**RECORDS**.
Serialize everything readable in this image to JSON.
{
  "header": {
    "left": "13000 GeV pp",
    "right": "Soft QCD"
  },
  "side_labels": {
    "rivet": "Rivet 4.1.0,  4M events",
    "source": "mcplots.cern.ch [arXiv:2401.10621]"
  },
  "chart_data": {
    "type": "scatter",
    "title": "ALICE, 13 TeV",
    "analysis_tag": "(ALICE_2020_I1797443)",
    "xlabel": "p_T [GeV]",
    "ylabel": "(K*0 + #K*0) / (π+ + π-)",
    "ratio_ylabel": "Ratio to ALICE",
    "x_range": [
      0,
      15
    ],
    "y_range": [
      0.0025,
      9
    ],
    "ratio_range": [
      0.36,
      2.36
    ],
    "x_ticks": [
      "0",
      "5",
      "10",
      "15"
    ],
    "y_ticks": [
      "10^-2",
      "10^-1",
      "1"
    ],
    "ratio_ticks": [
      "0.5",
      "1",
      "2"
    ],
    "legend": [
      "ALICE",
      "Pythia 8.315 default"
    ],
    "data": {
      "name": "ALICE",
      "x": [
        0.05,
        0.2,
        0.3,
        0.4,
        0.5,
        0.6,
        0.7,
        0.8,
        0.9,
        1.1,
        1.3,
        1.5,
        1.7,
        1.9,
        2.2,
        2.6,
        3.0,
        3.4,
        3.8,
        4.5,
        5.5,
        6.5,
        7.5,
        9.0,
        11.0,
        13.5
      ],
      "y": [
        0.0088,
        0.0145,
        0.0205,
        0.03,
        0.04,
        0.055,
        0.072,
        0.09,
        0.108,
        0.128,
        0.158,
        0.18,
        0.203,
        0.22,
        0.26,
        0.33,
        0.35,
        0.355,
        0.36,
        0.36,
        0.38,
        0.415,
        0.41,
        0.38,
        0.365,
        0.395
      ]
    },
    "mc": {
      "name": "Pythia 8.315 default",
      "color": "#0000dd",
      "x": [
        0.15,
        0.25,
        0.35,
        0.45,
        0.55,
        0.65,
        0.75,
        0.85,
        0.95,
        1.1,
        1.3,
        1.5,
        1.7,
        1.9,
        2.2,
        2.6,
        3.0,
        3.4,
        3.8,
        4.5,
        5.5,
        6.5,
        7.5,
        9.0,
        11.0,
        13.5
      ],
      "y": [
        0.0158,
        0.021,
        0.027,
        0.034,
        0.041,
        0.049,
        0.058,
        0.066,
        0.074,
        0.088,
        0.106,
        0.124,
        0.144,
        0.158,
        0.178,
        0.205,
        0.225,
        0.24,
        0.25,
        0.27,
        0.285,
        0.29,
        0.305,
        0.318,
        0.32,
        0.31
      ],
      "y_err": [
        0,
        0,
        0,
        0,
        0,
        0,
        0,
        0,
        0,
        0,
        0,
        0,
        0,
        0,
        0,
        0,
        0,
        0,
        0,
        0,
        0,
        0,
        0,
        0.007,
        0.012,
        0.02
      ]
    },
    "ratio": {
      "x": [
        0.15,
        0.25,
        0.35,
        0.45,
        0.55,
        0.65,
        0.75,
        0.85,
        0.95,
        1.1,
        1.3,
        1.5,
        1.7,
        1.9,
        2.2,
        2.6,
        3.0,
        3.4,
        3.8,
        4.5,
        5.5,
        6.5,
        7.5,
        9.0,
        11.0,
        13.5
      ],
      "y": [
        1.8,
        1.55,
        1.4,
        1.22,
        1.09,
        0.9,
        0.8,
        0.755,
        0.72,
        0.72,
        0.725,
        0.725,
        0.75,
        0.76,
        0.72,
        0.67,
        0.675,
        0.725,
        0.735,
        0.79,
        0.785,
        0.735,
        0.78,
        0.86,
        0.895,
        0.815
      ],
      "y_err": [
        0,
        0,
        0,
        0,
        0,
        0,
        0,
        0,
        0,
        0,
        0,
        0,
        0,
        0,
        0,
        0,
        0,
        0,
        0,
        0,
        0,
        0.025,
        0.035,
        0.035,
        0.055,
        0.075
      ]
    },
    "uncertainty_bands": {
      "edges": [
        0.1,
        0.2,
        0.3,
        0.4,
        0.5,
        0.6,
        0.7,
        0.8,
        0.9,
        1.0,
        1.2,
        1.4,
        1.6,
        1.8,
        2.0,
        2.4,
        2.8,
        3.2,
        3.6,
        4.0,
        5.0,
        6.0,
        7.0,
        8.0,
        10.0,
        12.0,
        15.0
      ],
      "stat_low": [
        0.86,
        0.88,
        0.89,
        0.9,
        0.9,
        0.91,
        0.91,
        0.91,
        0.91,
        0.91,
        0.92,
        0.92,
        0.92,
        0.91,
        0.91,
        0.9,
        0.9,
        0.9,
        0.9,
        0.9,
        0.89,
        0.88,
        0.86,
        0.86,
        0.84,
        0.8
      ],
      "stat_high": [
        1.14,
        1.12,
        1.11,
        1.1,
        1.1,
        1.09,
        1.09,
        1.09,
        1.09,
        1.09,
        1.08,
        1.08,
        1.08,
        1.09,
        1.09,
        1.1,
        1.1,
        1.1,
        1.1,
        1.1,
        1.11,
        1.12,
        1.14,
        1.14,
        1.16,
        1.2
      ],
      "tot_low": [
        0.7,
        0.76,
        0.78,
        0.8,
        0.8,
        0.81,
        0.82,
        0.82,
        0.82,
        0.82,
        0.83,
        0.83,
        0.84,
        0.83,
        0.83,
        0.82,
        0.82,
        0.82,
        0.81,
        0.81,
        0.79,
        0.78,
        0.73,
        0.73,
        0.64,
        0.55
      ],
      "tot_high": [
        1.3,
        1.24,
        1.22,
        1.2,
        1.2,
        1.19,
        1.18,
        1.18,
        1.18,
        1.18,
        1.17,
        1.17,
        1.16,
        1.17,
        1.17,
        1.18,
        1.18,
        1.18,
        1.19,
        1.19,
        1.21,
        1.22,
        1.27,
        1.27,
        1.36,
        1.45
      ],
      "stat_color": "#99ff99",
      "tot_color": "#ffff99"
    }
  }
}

**EXERCISE DETAILS**. All of the entries must be quoted exactly; please include each one.

**TASK OUTPUT**.
Serialize everything readable in this image to JSON.
{
  "header": {
    "left": "13000 GeV pp",
    "right": "Soft QCD"
  },
  "side_labels": {
    "rivet": "Rivet 4.1.0,  4M events",
    "source": "mcplots.cern.ch [arXiv:2401.10621]"
  },
  "chart_data": {
    "type": "scatter",
    "title": "ALICE, 13 TeV",
    "analysis_tag": "(ALICE_2020_I1797443)",
    "xlabel": "p_T [GeV]",
    "ylabel": "(K*0 + #K*0) / (π+ + π-)",
    "ratio_ylabel": "Ratio to ALICE",
    "x_range": [
      0,
      15
    ],
    "y_range": [
      0.0025,
      9
    ],
    "ratio_range": [
      0.36,
      2.36
    ],
    "x_ticks": [
      "0",
      "5",
      "10",
      "15"
    ],
    "y_ticks": [
      "10^-2",
      "10^-1",
      "1"
    ],
    "ratio_ticks": [
      "0.5",
      "1",
      "2"
    ],
    "legend": [
      "ALICE",
      "Pythia 8.315 default"
    ],
    "data": {
      "name": "ALICE",
      "x": [
        0.05,
        0.2,
        0.3,
        0.4,
        0.5,
        0.6,
        0.7,
        0.8,
        0.9,
        1.1,
        1.3,
        1.5,
        1.7,
        1.9,
        2.2,
        2.6,
        3.0,
        3.4,
        3.8,
        4.5,
        5.5,
        6.5,
        7.5,
        9.0,
        11.0,
        13.5
      ],
      "y": [
        0.0088,
        0.0145,
        0.0205,
        0.03,
        0.04,
        0.055,
        0.072,
        0.09,
        0.108,
        0.128,
        0.158,
        0.18,
        0.203,
        0.22,
        0.26,
        0.33,
        0.35,
        0.355,
        0.36,
        0.36,
        0.38,
        0.415,
        0.41,
        0.38,
        0.365,
        0.395
      ]
    },
    "mc": {
      "name": "Pythia 8.315 default",
      "color": "#0000dd",
      "x": [
        0.15,
        0.25,
        0.35,
        0.45,
        0.55,
        0.65,
        0.75,
        0.85,
        0.95,
        1.1,
        1.3,
        1.5,
        1.7,
        1.9,
        2.2,
        2.6,
        3.0,
        3.4,
        3.8,
        4.5,
        5.5,
        6.5,
        7.5,
        9.0,
        11.0,
        13.5
      ],
      "y": [
        0.0158,
        0.021,
        0.027,
        0.034,
        0.041,
        0.049,
        0.058,
        0.066,
        0.074,
        0.088,
        0.106,
        0.124,
        0.144,
        0.158,
        0.178,
        0.205,
        0.225,
        0.24,
        0.25,
        0.27,
        0.285,
        0.29,
        0.305,
        0.318,
        0.32,
        0.31
      ],
      "y_err": [
        0,
        0,
        0,
        0,
        0,
        0,
        0,
        0,
        0,
        0,
        0,
        0,
        0,
        0,
        0,
        0,
        0,
        0,
        0,
        0,
        0,
        0,
        0,
        0.007,
        0.012,
        0.02
      ]
    },
    "ratio": {
      "x": [
        0.15,
        0.25,
        0.35,
        0.45,
        0.55,
        0.65,
        0.75,
        0.85,
        0.95,
        1.1,
        1.3,
        1.5,
        1.7,
        1.9,
        2.2,
        2.6,
        3.0,
        3.4,
        3.8,
        4.5,
        5.5,
        6.5,
        7.5,
        9.0,
        11.0,
        13.5
      ],
      "y": [
        1.8,
        1.55,
        1.4,
        1.22,
        1.09,
        0.9,
        0.8,
        0.755,
        0.72,
        0.72,
        0.725,
        0.725,
        0.75,
        0.76,
        0.72,
        0.67,
        0.675,
        0.725,
        0.735,
        0.79,
        0.785,
        0.735,
        0.78,
        0.86,
        0.895,
        0.815
      ],
      "y_err": [
        0,
        0,
        0,
        0,
        0,
        0,
        0,
        0,
        0,
        0,
        0,
        0,
        0,
        0,
        0,
        0,
        0,
        0,
        0,
        0,
        0,
        0.025,
        0.035,
        0.035,
        0.055,
        0.075
      ]
    },
    "uncertainty_bands": {
      "edges": [
        0.1,
        0.2,
        0.3,
        0.4,
        0.5,
        0.6,
        0.7,
        0.8,
        0.9,
        1.0,
        1.2,
        1.4,
        1.6,
        1.8,
        2.0,
        2.4,
        2.8,
        3.2,
        3.6,
        4.0,
        5.0,
        6.0,
        7.0,
        8.0,
        10.0,
        12.0,
        15.0
      ],
      "stat_low": [
        0.86,
        0.88,
        0.89,
        0.9,
        0.9,
        0.91,
        0.91,
        0.91,
        0.91,
        0.91,
        0.92,
        0.92,
        0.92,
        0.91,
        0.91,
        0.9,
        0.9,
        0.9,
        0.9,
        0.9,
        0.89,
        0.88,
        0.86,
        0.86,
        0.84,
        0.8
      ],
      "stat_high": [
        1.14,
        1.12,
        1.11,
        1.1,
        1.1,
        1.09,
        1.09,
        1.09,
        1.09,
        1.09,
        1.08,
        1.08,
        1.08,
        1.09,
        1.09,
        1.1,
        1.1,
        1.1,
        1.1,
        1.1,
        1.11,
        1.12,
        1.14,
        1.14,
        1.16,
        1.2
      ],
      "tot_low": [
        0.7,
        0.76,
        0.78,
        0.8,
        0.8,
        0.81,
        0.82,
        0.82,
        0.82,
        0.82,
        0.83,
        0.83,
        0.84,
        0.83,
        0.83,
        0.82,
        0.82,
        0.82,
        0.81,
        0.81,
        0.79,
        0.78,
        0.73,
        0.73,
        0.64,
        0.55
      ],
      "tot_high": [
        1.3,
        1.24,
        1.22,
        1.2,
        1.2,
        1.19,
        1.18,
        1.18,
        1.18,
        1.18,
        1.17,
        1.17,
        1.16,
        1.17,
        1.17,
        1.18,
        1.18,
        1.18,
        1.19,
        1.19,
        1.21,
        1.22,
        1.27,
        1.27,
        1.36,
        1.45
      ],
      "stat_color": "#99ff99",
      "tot_color": "#ffff99"
    }
  }
}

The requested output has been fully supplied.